Items from a dataset:
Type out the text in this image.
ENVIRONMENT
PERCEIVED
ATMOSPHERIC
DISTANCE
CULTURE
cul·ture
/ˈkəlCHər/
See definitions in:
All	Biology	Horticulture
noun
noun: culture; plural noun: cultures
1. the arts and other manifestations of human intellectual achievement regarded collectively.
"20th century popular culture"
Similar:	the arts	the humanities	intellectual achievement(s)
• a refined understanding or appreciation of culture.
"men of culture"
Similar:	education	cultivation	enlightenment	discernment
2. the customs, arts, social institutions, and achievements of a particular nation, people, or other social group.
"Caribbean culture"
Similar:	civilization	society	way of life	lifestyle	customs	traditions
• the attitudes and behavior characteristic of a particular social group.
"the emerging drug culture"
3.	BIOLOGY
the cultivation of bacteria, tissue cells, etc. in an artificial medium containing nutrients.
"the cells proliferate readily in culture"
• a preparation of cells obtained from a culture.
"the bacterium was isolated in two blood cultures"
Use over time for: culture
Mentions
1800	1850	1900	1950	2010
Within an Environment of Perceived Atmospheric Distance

Task requirements:
Down to the last line, return the data above exactly.

Solution:
Type out the text in this image.
ENVIRONMENT
PERCEIVED
ATMOSPHERIC
DISTANCE
CULTURE
cul·ture
/ˈkəlCHər/
See definitions in:
All	Biology	Horticulture
noun
noun: culture; plural noun: cultures
1. the arts and other manifestations of human intellectual achievement regarded collectively.
"20th century popular culture"
Similar:	the arts	the humanities	intellectual achievement(s)
• a refined understanding or appreciation of culture.
"men of culture"
Similar:	education	cultivation	enlightenment	discernment
2. the customs, arts, social institutions, and achievements of a particular nation, people, or other social group.
"Caribbean culture"
Similar:	civilization	society	way of life	lifestyle	customs	traditions
• the attitudes and behavior characteristic of a particular social group.
"the emerging drug culture"
3.	BIOLOGY
the cultivation of bacteria, tissue cells, etc. in an artificial medium containing nutrients.
"the cells proliferate readily in culture"
• a preparation of cells obtained from a culture.
"the bacterium was isolated in two blood cultures"
Use over time for: culture
Mentions
1800	1850	1900	1950	2010
Within an Environment of Perceived Atmospheric Distance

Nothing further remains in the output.